** Start **

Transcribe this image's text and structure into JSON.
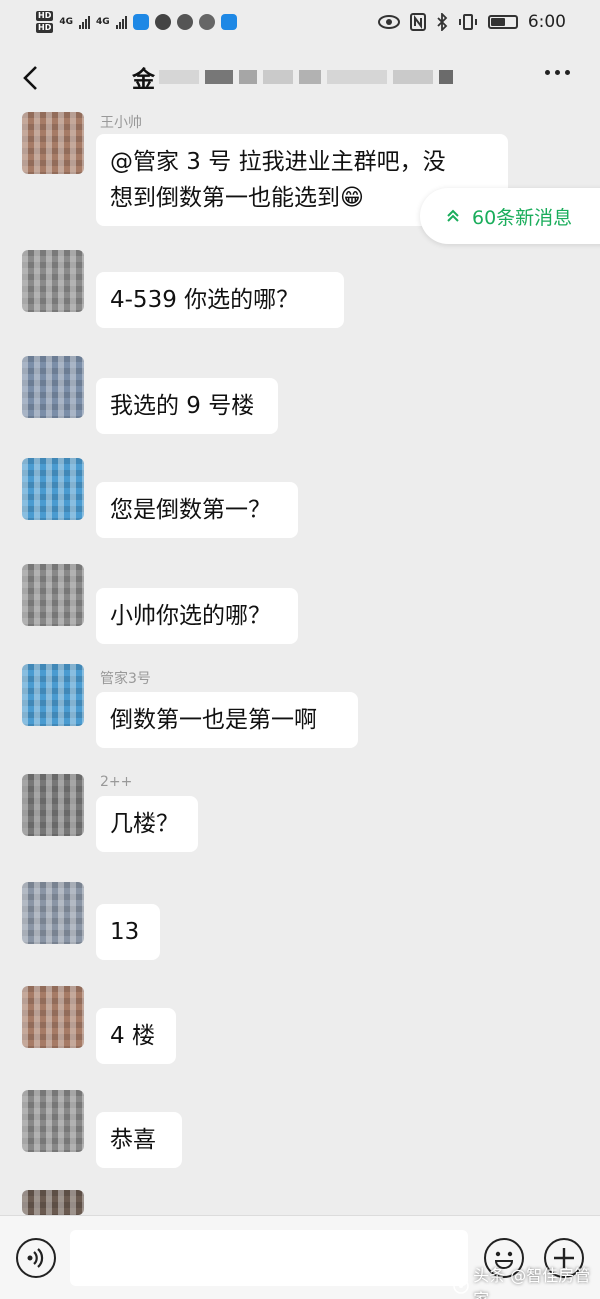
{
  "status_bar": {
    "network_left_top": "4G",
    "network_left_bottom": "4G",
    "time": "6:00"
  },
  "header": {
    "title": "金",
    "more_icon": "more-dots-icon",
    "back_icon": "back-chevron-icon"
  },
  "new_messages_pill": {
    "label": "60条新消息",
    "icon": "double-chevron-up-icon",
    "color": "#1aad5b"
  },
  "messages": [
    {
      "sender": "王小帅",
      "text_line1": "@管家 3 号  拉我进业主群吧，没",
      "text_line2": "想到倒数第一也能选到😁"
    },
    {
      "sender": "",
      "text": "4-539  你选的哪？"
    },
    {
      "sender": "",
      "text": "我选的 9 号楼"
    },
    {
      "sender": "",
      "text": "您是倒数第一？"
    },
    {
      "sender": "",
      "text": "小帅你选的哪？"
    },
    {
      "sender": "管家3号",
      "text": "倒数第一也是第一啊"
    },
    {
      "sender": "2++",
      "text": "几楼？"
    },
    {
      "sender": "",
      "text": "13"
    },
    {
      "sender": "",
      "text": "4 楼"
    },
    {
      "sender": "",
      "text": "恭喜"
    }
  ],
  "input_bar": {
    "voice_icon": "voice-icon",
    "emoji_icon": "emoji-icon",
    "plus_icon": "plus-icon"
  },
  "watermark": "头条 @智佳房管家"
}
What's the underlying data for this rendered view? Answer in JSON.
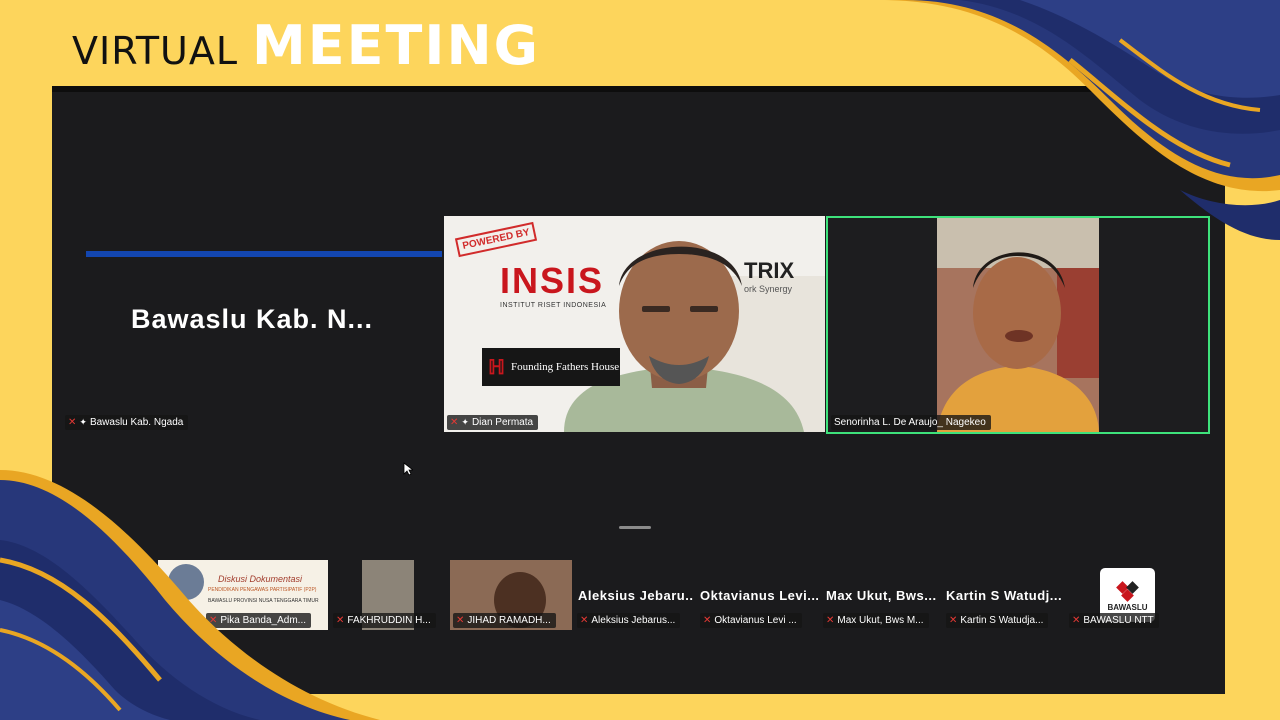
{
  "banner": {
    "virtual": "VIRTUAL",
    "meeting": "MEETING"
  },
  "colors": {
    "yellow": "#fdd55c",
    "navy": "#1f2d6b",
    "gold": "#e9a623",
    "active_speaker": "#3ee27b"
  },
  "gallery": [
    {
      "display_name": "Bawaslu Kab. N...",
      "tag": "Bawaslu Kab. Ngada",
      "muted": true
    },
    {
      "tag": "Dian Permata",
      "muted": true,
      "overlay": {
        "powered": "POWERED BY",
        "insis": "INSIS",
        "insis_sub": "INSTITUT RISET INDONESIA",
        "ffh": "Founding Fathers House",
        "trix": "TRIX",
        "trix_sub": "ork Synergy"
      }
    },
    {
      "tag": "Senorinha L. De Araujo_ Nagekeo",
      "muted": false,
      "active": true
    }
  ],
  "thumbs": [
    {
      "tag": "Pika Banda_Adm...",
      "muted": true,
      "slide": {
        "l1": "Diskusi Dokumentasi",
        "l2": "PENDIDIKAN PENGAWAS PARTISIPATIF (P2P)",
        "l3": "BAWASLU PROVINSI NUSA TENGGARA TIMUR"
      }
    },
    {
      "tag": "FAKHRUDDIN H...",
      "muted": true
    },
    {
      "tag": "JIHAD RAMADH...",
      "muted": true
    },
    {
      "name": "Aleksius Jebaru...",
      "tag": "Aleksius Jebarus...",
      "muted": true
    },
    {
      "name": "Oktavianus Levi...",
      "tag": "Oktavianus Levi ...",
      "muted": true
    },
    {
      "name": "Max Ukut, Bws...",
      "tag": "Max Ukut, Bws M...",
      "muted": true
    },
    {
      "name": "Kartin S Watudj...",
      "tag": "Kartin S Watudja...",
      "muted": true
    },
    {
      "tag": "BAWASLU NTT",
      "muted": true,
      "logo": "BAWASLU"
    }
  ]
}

** End **
** Start **

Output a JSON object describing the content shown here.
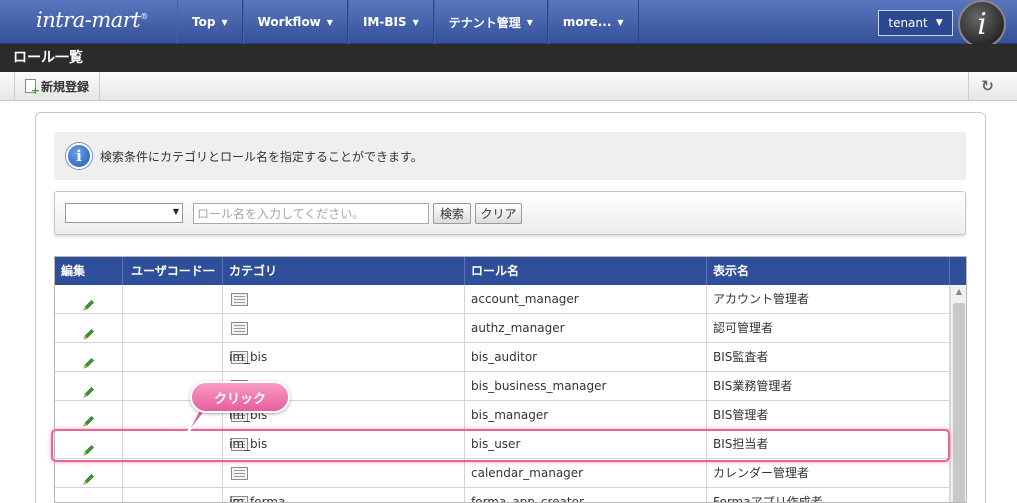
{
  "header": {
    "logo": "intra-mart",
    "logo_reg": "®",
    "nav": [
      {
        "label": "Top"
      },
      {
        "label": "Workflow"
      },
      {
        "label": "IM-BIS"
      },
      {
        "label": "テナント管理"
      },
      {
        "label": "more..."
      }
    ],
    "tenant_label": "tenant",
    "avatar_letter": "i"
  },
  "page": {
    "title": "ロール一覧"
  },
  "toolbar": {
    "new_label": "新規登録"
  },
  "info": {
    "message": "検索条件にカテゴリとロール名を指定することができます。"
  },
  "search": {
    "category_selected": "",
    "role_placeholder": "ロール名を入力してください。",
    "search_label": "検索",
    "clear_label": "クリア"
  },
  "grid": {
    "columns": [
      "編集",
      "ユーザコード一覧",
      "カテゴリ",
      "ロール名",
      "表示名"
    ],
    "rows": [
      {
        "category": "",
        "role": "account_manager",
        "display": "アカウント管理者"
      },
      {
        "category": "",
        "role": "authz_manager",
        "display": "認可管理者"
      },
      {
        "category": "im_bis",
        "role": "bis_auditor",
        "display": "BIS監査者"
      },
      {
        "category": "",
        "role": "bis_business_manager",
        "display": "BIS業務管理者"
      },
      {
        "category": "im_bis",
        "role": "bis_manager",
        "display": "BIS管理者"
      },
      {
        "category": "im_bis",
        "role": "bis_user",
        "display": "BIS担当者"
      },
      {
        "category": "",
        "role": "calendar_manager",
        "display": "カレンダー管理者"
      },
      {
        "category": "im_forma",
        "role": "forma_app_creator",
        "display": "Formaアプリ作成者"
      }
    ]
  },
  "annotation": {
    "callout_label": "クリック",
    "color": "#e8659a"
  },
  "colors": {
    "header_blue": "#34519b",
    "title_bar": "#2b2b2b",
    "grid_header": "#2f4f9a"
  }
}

** End **

▸ **WRITTEN PROBLEM**
Report all lines of the material that contain the word "Oktavianus".

▸ **RESPONSE**
      "name": "Oktavianus Levi...",
      "tag": "Oktavianus Levi ...",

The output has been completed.